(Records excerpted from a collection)
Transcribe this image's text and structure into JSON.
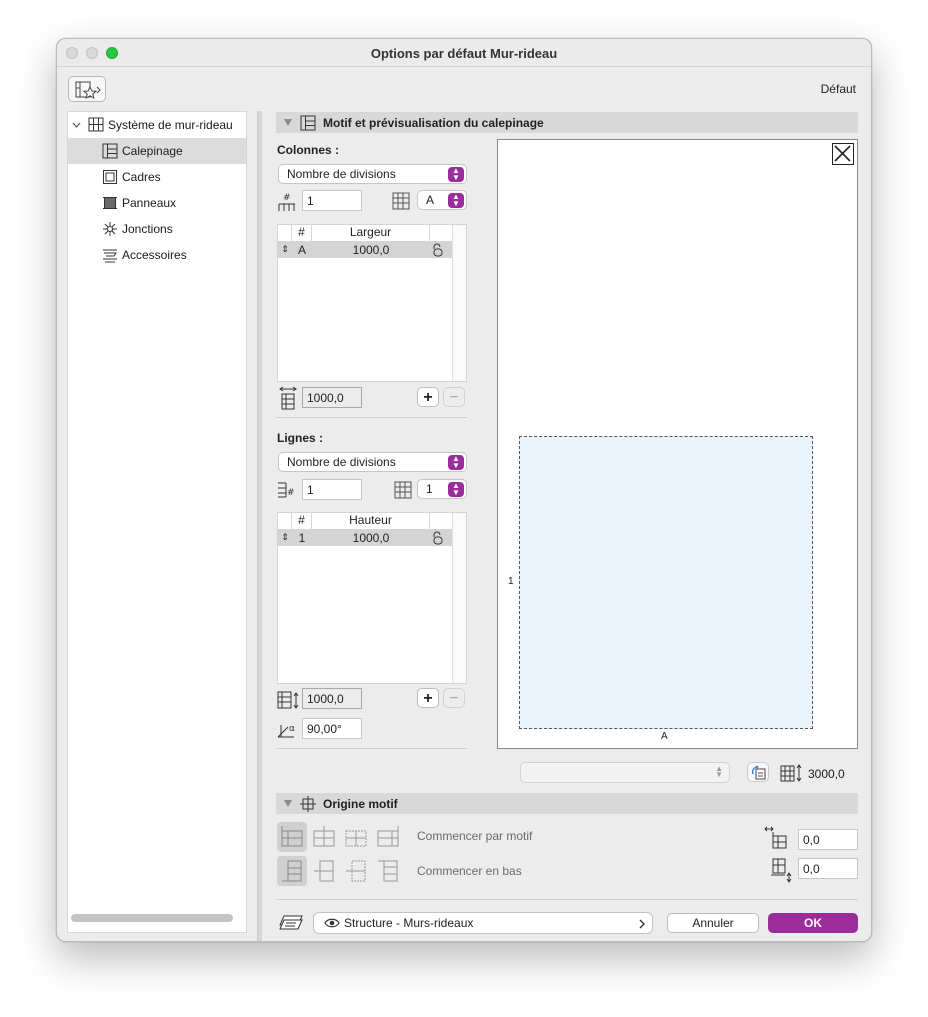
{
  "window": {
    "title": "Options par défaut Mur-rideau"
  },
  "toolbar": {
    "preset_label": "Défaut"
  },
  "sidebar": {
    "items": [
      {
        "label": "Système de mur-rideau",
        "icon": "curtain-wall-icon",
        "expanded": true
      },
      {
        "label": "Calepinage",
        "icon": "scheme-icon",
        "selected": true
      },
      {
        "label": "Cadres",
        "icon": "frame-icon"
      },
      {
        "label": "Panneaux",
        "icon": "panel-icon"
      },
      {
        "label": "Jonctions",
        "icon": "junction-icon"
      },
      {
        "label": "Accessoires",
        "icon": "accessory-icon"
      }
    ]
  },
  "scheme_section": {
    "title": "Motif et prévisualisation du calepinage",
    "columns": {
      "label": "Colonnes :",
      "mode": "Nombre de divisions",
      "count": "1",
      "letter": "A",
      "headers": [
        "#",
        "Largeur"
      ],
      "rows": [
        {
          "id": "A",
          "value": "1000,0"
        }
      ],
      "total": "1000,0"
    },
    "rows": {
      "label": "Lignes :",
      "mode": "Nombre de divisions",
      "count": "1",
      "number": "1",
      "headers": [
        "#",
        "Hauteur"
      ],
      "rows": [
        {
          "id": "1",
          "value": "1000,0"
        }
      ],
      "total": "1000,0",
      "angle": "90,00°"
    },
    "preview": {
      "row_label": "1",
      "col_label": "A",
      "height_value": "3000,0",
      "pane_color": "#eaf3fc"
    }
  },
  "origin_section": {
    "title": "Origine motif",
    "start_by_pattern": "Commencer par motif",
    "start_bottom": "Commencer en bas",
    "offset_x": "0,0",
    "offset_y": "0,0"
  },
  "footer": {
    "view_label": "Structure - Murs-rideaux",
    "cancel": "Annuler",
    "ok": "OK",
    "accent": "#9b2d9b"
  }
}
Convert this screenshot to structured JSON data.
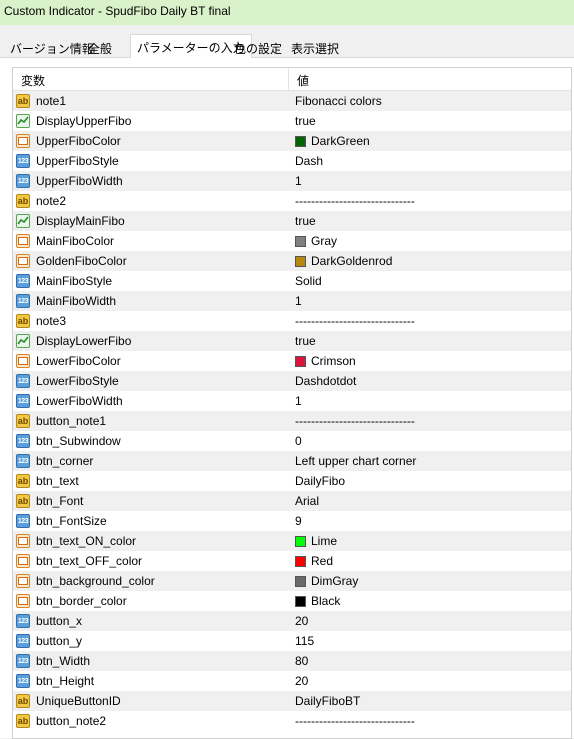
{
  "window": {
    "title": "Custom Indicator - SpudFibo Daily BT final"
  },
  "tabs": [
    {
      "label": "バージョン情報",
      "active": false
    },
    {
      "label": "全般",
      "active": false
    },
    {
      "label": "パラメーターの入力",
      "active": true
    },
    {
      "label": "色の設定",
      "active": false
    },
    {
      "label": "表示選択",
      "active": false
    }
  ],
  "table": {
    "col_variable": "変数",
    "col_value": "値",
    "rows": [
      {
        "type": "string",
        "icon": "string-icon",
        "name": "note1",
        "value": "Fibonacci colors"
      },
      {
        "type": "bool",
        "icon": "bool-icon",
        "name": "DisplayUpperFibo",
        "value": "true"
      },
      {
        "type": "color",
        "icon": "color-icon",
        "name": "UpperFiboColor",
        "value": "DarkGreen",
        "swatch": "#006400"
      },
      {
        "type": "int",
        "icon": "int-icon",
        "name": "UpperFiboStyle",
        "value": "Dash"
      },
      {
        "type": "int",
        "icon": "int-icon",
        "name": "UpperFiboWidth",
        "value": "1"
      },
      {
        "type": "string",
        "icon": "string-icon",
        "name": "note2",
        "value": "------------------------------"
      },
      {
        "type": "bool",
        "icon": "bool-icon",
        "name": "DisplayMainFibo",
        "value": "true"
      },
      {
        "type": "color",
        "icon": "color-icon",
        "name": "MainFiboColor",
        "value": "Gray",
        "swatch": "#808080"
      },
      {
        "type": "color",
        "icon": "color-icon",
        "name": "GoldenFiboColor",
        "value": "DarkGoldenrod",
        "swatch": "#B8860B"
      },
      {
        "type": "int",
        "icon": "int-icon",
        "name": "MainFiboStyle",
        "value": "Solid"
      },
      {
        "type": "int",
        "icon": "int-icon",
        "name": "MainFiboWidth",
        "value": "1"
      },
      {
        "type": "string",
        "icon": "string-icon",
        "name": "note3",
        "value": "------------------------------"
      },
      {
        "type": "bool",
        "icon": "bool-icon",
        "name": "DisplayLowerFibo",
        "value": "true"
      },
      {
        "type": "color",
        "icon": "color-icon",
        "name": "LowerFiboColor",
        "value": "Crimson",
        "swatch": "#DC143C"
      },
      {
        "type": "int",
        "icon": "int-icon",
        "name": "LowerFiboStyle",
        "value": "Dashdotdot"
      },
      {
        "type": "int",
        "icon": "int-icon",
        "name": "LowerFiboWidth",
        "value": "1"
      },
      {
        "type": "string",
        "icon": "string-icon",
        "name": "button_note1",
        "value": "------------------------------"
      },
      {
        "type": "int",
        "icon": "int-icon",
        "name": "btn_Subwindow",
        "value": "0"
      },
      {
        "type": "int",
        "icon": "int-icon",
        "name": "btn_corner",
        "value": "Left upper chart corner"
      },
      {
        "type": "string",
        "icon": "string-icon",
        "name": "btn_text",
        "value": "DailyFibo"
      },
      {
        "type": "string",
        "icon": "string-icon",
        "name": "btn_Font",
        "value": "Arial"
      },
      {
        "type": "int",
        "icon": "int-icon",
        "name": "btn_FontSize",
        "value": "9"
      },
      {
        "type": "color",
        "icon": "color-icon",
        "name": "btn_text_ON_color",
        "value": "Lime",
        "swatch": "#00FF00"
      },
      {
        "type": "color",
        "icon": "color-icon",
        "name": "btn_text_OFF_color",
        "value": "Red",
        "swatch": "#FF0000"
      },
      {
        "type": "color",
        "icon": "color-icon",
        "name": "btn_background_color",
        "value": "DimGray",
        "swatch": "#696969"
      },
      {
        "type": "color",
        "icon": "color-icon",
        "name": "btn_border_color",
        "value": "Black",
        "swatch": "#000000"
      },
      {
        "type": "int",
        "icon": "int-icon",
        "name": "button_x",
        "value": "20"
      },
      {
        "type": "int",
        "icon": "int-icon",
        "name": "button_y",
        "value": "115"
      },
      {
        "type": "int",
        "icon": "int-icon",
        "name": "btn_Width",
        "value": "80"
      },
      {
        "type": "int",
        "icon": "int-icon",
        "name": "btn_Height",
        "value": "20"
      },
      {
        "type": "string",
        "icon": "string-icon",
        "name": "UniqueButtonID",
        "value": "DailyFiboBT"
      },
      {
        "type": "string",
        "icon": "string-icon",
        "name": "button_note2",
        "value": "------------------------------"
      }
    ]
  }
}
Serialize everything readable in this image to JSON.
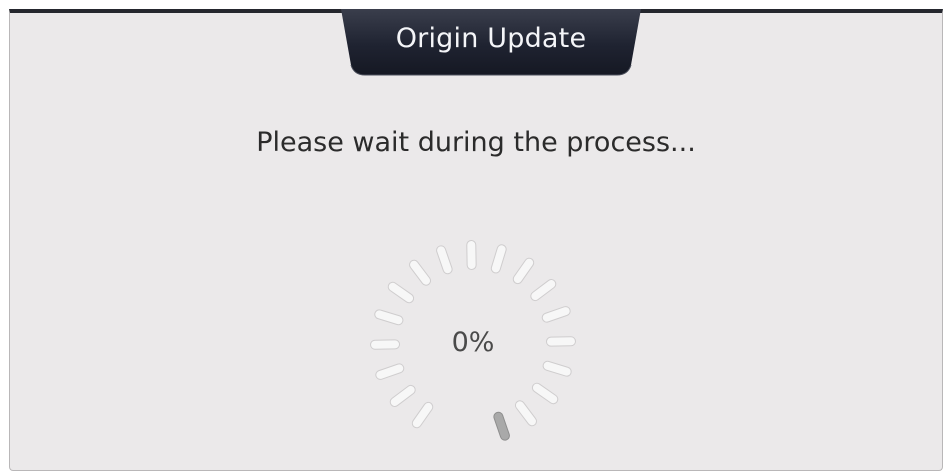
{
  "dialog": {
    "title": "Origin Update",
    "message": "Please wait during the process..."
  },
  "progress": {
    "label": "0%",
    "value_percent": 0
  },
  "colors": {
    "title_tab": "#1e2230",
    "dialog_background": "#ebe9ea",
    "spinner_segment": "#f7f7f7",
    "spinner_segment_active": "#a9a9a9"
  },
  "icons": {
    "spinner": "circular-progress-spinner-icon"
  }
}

▶ THE EXERCISE
Collect each line containing the string "swatch".

▶ ANSWER TO THE TASK
        "swatch": "#006400"
        "swatch": "#808080"
        "swatch": "#B8860B"
        "swatch": "#DC143C"
        "swatch": "#00FF00"
        "swatch": "#FF0000"
        "swatch": "#696969"
        "swatch": "#000000"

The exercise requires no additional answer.